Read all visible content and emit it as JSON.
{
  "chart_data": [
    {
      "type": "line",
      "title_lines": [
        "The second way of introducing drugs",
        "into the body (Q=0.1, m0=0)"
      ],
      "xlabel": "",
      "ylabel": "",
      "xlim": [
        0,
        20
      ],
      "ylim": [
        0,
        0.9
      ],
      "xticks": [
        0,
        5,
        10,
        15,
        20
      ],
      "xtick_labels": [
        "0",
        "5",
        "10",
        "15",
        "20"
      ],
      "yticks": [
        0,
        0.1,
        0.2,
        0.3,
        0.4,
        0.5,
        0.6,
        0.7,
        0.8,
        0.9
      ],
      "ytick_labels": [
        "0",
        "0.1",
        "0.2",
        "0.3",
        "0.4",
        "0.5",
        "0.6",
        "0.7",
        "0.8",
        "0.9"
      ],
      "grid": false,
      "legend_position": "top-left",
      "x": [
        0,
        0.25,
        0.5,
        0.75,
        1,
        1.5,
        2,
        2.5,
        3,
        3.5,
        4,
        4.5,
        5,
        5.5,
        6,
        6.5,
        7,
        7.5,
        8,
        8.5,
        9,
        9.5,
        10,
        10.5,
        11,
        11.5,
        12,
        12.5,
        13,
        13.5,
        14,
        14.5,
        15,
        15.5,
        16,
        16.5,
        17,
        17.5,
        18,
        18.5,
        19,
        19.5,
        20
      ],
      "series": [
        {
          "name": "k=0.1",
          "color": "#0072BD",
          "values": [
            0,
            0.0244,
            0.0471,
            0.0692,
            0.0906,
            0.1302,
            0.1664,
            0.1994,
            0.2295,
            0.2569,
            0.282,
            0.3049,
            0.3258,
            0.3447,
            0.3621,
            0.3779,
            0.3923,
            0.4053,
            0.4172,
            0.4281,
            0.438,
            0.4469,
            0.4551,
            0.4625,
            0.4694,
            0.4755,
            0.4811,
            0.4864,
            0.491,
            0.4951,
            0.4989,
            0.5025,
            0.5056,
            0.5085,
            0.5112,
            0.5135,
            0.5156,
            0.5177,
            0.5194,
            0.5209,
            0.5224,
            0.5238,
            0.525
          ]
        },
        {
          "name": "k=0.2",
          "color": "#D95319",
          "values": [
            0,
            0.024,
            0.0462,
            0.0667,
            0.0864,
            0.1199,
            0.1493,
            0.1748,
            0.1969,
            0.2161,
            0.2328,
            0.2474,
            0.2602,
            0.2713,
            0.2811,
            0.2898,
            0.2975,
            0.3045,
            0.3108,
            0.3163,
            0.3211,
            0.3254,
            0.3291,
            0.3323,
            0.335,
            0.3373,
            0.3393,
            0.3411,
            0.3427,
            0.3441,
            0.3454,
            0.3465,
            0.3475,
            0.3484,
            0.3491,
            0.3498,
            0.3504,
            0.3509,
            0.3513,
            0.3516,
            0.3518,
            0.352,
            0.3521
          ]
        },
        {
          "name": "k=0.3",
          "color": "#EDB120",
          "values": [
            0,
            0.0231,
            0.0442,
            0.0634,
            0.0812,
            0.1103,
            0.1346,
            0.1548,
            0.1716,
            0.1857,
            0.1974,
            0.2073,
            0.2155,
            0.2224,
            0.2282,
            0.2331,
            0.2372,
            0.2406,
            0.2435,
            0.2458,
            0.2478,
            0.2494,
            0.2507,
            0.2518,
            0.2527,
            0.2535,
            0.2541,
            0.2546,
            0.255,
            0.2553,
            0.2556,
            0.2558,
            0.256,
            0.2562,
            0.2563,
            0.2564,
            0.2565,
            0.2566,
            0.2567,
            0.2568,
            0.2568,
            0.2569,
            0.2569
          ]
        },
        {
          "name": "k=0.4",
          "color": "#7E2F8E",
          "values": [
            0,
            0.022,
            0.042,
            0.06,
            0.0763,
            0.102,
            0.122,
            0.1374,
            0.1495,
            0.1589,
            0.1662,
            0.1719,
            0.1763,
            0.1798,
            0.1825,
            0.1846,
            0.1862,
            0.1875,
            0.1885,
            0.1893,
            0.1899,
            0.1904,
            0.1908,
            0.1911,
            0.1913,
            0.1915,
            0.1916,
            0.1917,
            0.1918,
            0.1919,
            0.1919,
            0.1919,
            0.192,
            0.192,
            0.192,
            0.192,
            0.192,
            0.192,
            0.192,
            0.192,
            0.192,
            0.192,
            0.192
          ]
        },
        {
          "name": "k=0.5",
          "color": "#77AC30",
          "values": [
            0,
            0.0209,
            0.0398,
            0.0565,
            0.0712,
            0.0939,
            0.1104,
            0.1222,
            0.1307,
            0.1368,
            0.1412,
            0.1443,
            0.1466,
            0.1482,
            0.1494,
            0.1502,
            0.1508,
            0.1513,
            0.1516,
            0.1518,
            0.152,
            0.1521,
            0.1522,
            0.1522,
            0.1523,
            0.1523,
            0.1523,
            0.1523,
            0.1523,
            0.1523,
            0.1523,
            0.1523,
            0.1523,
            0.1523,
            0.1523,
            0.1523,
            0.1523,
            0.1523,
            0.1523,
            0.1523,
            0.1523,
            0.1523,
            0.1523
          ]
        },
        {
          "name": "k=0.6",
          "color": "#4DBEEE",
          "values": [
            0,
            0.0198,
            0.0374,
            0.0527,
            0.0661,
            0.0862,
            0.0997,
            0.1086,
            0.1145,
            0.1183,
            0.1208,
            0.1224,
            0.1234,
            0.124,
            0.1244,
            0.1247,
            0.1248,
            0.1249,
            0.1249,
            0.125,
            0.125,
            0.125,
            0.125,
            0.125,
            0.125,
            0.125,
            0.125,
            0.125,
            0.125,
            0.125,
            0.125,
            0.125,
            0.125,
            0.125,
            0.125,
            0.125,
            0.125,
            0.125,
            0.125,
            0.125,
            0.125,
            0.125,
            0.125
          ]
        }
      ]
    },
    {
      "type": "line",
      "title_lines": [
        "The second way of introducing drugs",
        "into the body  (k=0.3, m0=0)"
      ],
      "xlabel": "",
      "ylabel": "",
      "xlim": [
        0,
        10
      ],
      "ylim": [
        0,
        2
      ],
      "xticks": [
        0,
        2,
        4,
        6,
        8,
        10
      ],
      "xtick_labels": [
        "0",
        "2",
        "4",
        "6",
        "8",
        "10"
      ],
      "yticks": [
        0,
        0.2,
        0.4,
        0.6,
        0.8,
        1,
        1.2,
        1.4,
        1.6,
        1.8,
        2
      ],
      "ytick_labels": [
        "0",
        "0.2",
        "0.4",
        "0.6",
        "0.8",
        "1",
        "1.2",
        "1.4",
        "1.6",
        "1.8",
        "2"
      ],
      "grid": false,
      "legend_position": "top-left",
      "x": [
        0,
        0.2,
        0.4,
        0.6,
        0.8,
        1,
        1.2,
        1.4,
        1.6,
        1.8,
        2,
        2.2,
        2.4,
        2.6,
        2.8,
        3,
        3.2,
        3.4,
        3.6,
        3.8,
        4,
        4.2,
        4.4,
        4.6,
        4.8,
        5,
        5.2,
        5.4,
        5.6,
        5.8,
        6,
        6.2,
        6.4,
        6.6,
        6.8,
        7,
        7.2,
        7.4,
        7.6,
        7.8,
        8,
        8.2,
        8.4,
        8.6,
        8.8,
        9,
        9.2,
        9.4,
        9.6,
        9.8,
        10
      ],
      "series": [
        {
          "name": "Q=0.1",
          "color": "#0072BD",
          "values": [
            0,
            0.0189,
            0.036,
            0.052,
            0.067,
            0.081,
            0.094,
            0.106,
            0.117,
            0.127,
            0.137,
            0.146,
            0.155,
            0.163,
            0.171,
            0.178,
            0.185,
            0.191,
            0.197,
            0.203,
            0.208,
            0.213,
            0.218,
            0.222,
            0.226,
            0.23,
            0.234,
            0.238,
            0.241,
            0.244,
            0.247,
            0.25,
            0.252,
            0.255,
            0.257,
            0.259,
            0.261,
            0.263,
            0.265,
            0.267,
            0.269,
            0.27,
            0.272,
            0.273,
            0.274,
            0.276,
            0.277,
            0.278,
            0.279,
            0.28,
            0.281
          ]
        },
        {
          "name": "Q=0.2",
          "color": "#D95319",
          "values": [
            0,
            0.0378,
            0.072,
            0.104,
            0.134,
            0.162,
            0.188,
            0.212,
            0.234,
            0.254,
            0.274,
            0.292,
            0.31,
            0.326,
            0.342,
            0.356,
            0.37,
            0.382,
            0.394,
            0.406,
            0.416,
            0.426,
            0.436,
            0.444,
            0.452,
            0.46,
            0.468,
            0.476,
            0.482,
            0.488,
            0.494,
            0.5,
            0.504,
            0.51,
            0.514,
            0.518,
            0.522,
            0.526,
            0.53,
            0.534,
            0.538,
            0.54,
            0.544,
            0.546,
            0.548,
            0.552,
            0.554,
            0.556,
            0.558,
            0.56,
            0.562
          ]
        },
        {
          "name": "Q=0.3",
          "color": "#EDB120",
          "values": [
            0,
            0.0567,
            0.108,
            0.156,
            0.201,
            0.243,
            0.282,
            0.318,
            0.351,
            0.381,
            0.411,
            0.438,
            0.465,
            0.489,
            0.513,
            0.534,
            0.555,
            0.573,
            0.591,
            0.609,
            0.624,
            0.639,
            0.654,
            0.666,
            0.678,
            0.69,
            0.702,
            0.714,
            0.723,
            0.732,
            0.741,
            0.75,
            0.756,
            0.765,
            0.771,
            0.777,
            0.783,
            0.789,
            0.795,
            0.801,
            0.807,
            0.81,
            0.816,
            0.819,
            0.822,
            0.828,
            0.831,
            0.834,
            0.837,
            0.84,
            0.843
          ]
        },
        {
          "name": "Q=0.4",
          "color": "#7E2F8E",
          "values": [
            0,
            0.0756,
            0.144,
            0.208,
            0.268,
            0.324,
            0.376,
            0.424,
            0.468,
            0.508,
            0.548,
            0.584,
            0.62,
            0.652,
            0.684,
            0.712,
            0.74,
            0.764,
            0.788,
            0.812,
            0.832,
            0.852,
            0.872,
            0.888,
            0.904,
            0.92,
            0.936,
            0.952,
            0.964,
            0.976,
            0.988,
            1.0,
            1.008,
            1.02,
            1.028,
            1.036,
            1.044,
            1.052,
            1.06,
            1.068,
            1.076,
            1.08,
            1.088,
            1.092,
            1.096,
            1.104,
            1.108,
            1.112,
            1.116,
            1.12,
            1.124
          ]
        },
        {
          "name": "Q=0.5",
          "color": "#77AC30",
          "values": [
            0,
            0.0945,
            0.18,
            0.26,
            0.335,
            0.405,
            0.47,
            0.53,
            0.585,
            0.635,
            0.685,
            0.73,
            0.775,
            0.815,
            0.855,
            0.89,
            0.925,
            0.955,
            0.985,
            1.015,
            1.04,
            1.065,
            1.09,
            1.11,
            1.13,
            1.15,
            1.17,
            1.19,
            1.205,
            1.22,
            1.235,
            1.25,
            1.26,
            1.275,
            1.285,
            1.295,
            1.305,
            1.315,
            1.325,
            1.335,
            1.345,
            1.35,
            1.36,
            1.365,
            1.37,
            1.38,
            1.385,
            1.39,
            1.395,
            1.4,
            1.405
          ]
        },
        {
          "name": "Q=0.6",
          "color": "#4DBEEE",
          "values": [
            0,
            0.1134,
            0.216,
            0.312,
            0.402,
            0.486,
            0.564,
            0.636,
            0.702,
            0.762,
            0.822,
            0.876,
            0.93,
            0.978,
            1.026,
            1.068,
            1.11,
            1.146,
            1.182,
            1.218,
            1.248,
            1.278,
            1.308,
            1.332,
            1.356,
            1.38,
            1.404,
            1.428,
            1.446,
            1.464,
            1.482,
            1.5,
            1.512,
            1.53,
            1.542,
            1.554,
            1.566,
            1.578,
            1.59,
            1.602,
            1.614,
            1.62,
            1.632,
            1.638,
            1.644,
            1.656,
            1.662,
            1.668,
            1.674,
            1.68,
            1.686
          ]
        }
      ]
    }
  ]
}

What is asked:
Only a number is wanted: how many lines of the data above contain "name"?

Task response:
12